### [What the task asks]
Report every line from the material that contains the word "Buenas".

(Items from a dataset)
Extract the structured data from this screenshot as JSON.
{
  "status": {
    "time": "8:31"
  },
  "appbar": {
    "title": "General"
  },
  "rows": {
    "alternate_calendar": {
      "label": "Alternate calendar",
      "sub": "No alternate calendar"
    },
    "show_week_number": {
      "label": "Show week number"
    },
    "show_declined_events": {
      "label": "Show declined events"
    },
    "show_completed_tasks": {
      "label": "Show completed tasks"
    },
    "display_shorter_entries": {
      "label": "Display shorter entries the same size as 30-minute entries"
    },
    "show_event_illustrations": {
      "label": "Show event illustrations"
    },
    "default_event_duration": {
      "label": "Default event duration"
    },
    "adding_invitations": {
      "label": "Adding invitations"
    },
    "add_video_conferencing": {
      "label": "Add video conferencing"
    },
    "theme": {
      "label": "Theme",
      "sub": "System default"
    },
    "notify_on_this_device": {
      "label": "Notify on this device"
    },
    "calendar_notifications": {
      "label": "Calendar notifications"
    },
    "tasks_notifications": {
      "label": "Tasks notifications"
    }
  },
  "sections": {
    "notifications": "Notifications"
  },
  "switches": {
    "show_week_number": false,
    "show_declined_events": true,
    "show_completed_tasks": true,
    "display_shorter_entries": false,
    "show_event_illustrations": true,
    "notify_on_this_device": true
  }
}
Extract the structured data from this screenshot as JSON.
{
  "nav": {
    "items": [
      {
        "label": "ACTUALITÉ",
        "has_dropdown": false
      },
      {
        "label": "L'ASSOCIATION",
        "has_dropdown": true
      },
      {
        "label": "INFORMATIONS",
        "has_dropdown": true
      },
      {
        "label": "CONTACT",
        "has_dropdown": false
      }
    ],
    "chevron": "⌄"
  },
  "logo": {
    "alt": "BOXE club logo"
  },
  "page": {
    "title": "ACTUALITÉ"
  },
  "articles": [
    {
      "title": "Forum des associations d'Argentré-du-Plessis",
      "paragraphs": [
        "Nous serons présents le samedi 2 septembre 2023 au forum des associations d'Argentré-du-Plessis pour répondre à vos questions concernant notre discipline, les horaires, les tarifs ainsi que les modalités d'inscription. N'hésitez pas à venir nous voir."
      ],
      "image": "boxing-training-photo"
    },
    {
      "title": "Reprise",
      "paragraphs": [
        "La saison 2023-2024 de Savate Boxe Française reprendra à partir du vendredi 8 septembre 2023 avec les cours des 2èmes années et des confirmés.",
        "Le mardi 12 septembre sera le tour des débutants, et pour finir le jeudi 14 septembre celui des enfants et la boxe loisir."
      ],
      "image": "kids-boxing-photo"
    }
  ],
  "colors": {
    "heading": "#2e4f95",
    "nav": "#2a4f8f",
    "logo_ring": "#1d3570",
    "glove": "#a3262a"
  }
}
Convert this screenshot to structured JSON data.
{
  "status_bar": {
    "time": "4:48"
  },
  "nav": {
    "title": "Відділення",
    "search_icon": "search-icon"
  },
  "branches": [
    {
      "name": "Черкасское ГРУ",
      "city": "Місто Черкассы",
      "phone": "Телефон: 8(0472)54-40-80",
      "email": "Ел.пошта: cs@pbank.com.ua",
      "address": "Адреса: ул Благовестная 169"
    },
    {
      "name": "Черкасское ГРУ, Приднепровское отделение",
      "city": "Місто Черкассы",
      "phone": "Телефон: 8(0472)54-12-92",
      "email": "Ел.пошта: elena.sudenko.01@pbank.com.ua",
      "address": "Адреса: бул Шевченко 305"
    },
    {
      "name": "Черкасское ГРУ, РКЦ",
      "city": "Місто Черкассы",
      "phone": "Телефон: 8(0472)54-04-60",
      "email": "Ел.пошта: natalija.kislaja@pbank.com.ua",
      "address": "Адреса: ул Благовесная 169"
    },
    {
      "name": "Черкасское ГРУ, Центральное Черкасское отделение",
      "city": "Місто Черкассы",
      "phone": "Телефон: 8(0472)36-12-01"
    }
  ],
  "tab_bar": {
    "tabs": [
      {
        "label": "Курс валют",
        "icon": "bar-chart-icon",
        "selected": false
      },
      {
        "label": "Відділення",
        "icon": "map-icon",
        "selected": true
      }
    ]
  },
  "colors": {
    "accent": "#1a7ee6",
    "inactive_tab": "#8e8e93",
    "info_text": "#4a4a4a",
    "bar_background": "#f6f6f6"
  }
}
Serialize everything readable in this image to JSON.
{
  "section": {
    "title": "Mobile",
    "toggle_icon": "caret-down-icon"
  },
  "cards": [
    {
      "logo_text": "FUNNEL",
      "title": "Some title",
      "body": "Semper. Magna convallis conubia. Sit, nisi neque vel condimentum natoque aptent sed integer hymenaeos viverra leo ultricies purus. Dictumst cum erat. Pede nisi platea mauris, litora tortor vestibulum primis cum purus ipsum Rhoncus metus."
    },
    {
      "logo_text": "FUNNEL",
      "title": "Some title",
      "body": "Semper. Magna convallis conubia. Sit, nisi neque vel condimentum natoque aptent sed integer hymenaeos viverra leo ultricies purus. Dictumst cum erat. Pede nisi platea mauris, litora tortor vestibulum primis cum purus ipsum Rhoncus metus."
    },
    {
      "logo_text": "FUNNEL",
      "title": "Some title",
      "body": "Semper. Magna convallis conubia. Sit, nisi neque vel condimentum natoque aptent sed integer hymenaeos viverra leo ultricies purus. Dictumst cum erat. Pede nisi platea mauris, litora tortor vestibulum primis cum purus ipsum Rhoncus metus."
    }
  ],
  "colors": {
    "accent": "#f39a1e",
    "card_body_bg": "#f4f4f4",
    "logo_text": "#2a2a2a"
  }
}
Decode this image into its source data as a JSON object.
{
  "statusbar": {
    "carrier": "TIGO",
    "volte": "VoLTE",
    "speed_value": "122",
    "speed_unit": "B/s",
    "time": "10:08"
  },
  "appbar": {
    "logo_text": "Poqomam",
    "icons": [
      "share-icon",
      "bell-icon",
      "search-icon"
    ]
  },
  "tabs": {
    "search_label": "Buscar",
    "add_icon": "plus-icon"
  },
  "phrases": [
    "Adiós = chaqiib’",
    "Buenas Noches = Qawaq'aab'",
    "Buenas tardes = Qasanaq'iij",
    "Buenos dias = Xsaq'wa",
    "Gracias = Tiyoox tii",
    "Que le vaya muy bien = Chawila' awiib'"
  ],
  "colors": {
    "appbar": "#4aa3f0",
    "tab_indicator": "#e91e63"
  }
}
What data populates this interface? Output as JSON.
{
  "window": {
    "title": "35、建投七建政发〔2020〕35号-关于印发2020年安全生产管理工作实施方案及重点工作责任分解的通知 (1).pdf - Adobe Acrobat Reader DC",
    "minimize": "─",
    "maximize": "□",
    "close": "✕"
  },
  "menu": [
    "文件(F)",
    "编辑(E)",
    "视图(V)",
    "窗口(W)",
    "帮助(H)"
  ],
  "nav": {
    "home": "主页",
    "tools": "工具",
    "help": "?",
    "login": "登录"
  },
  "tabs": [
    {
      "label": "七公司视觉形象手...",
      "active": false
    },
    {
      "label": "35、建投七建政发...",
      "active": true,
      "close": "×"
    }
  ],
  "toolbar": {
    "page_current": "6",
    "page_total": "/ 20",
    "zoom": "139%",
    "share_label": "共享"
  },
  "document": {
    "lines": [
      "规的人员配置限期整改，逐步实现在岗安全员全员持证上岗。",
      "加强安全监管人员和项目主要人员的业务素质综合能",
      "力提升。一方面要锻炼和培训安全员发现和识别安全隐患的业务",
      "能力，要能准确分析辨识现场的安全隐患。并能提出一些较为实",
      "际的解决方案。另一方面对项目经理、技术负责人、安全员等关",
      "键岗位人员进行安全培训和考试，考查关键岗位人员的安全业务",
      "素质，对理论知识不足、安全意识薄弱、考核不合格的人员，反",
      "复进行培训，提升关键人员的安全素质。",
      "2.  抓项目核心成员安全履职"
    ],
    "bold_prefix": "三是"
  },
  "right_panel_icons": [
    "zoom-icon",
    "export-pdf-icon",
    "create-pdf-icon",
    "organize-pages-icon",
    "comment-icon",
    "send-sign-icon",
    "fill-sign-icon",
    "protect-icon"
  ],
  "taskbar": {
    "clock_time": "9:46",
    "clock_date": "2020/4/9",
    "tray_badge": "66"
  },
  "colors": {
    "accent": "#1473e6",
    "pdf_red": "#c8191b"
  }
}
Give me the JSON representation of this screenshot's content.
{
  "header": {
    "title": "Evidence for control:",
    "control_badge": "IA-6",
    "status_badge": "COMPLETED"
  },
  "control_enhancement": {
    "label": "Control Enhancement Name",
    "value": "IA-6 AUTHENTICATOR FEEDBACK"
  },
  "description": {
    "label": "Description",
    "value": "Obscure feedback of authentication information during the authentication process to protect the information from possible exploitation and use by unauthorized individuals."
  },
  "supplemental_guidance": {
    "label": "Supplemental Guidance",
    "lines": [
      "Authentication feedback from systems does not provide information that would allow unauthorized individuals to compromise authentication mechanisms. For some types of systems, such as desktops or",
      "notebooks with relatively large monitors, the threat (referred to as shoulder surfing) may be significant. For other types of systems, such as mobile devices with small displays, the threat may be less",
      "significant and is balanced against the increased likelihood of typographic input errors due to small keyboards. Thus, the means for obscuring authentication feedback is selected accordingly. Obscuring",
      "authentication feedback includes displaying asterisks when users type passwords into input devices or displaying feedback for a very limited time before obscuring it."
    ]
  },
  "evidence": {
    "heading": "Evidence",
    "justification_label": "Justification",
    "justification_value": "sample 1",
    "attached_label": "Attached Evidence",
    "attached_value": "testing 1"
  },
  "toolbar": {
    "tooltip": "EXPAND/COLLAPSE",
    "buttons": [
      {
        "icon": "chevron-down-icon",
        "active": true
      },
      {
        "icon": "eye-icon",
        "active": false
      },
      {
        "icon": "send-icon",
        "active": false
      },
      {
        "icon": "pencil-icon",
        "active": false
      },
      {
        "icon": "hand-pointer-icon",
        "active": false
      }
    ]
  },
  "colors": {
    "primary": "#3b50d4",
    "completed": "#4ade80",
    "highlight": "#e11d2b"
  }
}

### [Final answer]
    "Buenas Noches = Qawaq'aab'",
    "Buenas tardes = Qasanaq'iij",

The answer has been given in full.